SOURCE MATERIAL →
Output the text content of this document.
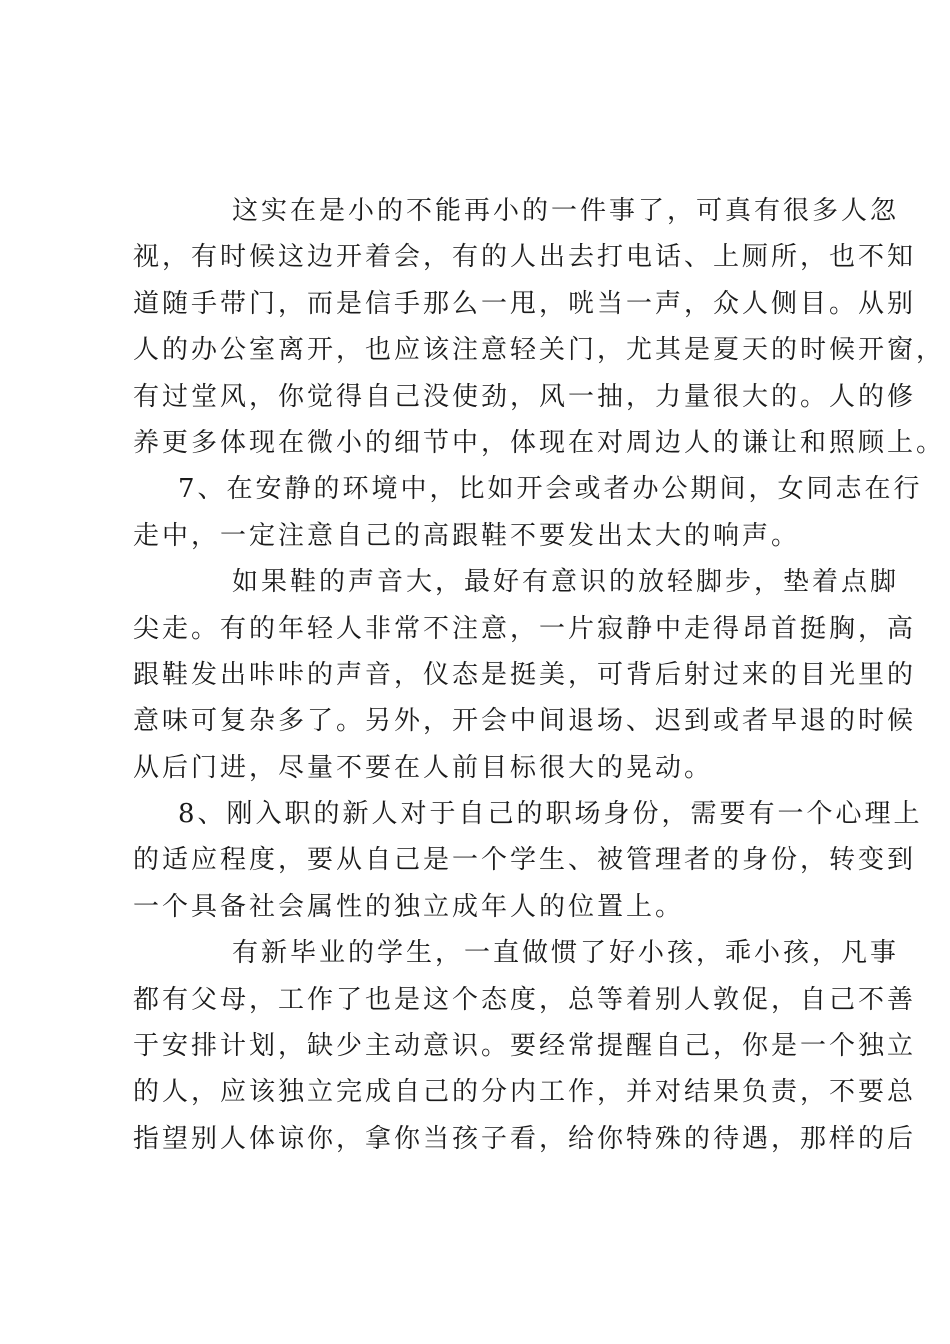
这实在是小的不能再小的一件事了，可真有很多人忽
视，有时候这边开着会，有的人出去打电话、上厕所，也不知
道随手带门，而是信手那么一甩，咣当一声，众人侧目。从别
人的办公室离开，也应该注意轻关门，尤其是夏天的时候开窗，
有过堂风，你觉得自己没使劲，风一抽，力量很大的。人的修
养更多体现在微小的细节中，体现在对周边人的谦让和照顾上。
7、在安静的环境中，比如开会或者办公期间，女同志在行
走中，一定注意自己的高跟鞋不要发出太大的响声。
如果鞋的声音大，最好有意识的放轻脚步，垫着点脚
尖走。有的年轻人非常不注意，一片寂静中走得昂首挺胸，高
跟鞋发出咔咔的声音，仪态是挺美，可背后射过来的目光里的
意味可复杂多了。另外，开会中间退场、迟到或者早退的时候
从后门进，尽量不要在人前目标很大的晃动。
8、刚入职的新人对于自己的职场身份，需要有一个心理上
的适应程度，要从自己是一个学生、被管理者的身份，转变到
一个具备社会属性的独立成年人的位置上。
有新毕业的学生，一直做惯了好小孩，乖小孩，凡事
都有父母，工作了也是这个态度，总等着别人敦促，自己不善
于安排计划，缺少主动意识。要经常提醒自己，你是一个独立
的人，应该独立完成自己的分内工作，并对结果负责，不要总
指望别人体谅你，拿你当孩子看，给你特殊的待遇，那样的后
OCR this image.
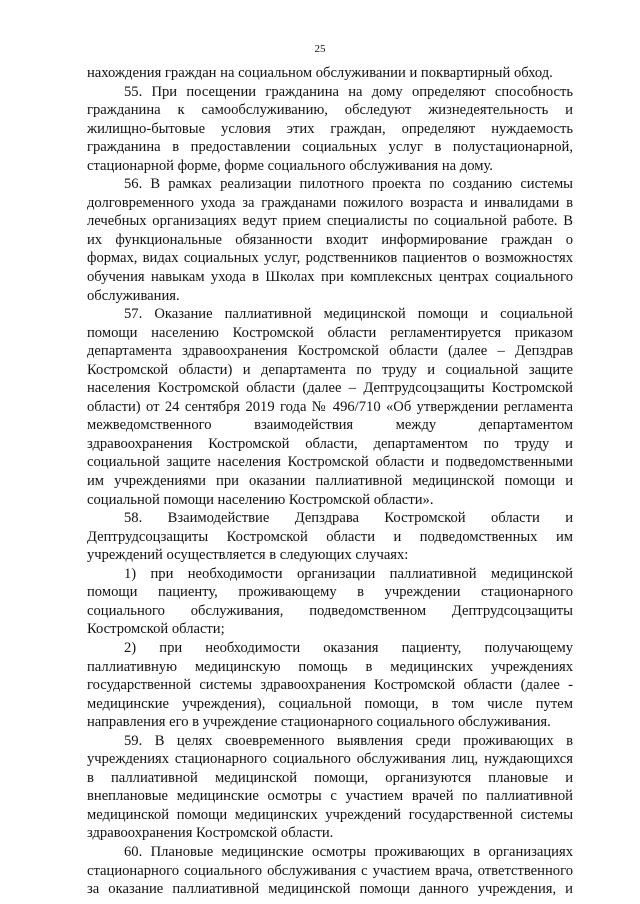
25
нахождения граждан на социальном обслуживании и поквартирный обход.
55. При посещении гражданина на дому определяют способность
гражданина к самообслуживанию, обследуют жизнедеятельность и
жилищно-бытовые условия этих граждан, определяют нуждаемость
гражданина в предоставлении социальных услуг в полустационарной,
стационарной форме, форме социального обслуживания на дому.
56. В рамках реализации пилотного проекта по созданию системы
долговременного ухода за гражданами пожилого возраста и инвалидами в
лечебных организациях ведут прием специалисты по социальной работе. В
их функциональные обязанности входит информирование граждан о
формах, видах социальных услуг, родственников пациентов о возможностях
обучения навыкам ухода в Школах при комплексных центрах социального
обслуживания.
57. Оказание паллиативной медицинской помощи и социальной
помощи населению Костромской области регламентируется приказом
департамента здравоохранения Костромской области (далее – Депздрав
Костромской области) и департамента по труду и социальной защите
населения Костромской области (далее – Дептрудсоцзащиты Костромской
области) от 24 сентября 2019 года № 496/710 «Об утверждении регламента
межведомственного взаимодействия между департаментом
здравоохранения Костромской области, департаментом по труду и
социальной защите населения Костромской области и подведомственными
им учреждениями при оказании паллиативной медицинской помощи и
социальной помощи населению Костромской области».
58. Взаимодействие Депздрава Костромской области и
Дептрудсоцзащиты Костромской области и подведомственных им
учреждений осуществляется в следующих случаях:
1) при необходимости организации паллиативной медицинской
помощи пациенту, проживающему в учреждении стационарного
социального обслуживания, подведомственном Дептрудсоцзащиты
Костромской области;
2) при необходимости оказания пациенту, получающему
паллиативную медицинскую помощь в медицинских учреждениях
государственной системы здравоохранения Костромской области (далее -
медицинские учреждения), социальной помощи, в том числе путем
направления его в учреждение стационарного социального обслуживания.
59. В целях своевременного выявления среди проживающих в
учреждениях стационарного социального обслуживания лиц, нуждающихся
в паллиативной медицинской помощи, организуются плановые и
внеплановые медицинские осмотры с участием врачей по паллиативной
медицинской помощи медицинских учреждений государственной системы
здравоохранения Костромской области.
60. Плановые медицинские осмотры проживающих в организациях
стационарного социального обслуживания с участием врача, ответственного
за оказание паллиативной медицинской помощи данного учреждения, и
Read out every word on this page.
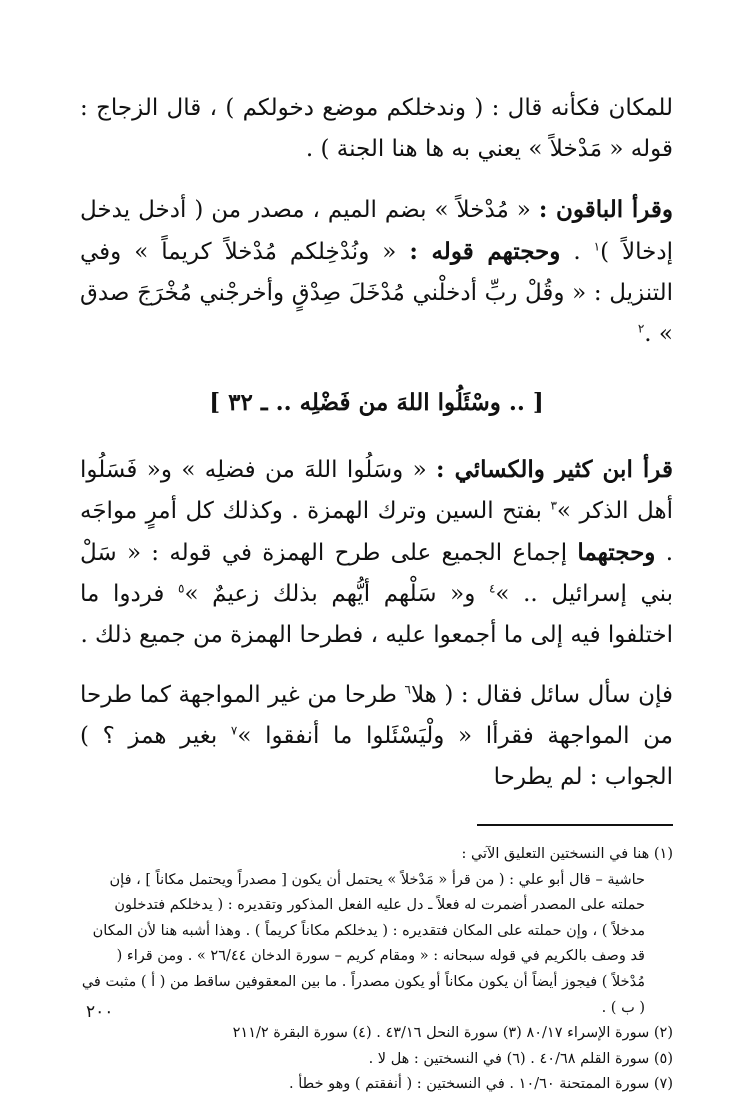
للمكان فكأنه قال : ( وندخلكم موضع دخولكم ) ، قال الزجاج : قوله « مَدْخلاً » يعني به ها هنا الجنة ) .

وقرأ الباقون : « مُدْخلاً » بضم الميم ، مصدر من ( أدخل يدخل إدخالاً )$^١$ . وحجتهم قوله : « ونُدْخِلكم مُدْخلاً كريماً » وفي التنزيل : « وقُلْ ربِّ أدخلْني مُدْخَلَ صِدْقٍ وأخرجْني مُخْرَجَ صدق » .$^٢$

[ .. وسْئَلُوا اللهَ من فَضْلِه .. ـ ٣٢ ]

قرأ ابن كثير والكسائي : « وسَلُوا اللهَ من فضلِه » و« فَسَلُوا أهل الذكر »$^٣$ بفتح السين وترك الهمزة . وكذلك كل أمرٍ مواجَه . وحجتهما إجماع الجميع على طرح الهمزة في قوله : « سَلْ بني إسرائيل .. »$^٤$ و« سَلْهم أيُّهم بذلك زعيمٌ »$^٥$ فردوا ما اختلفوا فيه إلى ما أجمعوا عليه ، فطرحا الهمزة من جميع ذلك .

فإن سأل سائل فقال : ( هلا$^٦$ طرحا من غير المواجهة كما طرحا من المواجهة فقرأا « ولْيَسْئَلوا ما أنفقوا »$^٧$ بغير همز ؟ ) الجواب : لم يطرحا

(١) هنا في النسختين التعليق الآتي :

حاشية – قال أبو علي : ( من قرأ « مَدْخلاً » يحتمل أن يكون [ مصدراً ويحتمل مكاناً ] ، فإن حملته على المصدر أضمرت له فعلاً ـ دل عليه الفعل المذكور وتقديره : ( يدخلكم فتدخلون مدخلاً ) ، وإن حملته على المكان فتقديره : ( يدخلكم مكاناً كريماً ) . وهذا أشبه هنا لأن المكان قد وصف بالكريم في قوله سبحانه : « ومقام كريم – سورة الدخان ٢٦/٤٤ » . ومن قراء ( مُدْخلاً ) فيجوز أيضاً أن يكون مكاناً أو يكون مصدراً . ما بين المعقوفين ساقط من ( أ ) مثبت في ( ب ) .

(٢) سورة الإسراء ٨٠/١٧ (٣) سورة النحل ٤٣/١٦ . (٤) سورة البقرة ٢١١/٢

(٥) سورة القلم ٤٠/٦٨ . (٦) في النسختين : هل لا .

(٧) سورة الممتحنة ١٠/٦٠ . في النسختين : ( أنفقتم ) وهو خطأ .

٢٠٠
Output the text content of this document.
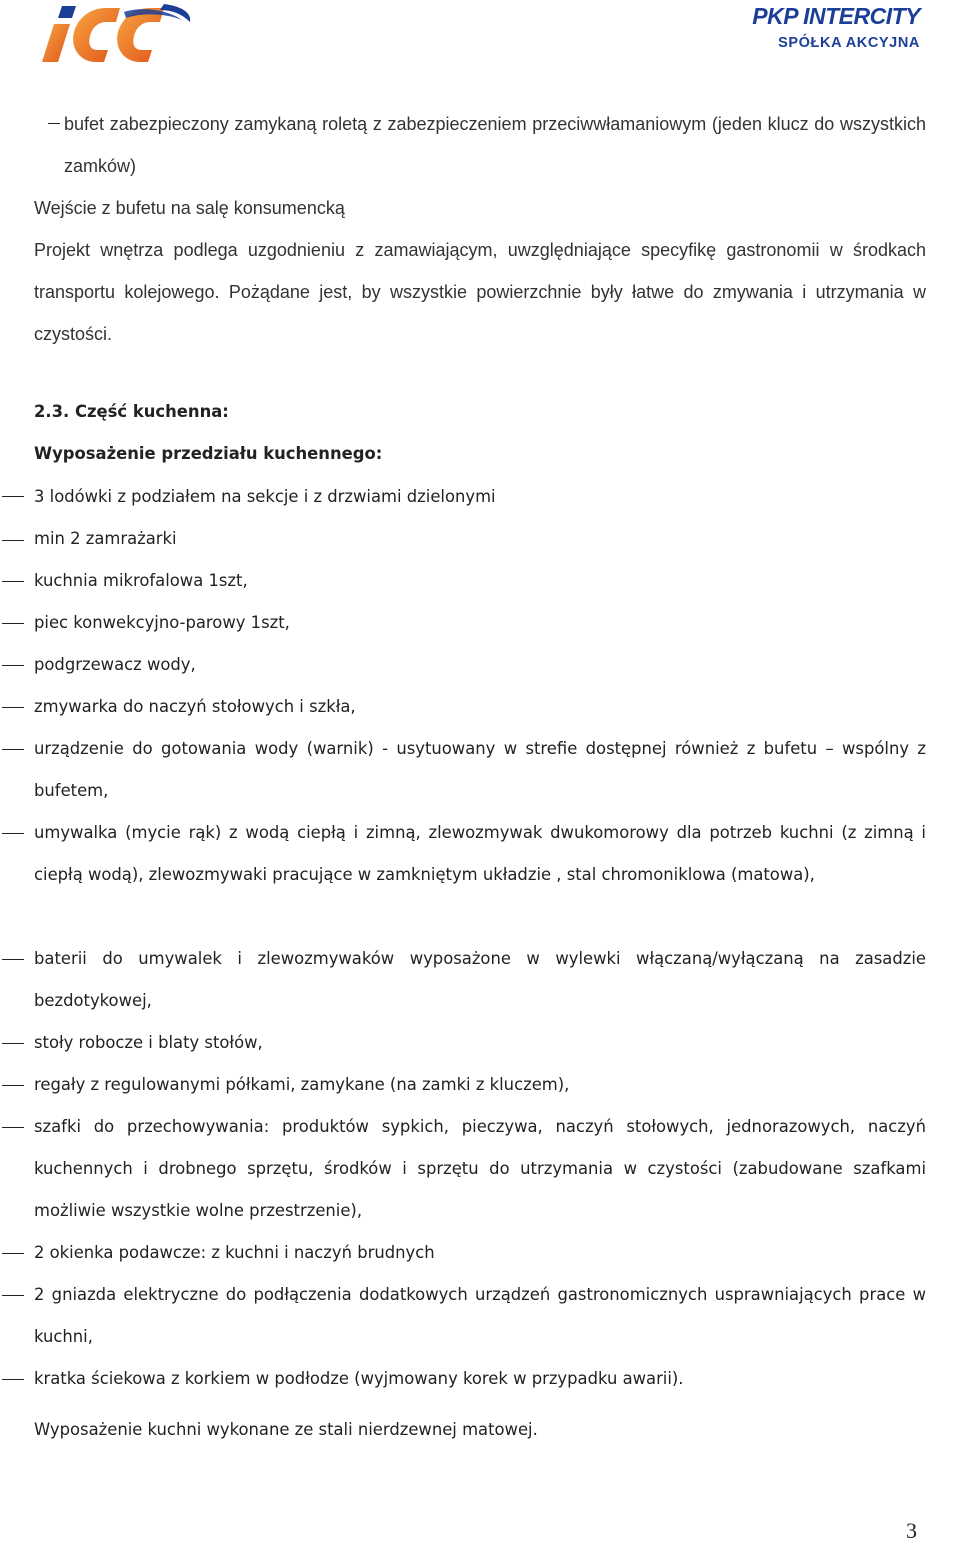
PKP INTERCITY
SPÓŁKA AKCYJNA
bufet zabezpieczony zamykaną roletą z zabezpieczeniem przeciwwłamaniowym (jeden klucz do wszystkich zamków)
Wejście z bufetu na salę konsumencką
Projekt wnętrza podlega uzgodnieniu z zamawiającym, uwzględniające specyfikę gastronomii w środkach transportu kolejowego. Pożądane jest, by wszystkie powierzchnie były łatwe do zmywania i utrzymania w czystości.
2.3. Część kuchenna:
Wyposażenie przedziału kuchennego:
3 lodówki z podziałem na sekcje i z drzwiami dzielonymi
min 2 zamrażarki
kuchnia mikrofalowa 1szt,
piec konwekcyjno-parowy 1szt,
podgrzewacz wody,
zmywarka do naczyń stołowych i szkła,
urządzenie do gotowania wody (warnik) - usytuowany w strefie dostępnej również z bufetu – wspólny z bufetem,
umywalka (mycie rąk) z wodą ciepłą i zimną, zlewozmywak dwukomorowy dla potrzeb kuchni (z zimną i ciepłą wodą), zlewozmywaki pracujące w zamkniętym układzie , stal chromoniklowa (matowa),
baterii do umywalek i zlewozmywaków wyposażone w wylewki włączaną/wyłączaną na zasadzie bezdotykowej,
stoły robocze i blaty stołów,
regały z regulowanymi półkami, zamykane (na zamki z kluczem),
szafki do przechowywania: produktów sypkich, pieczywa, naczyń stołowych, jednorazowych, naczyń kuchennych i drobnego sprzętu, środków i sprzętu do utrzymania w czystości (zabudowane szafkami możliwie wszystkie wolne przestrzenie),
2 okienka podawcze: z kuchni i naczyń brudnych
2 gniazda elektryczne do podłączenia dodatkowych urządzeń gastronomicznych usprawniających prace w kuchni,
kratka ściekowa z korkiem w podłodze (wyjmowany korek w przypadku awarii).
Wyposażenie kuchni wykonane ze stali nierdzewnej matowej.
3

WHAT YOU ARE ASKED TO DO →
Copy each line containing the word "государственной" from the data.

OUTPUT OF THE EXERCISE →
государственной системы здравоохранения Костромской области (далее -
медицинской помощи медицинских учреждений государственной системы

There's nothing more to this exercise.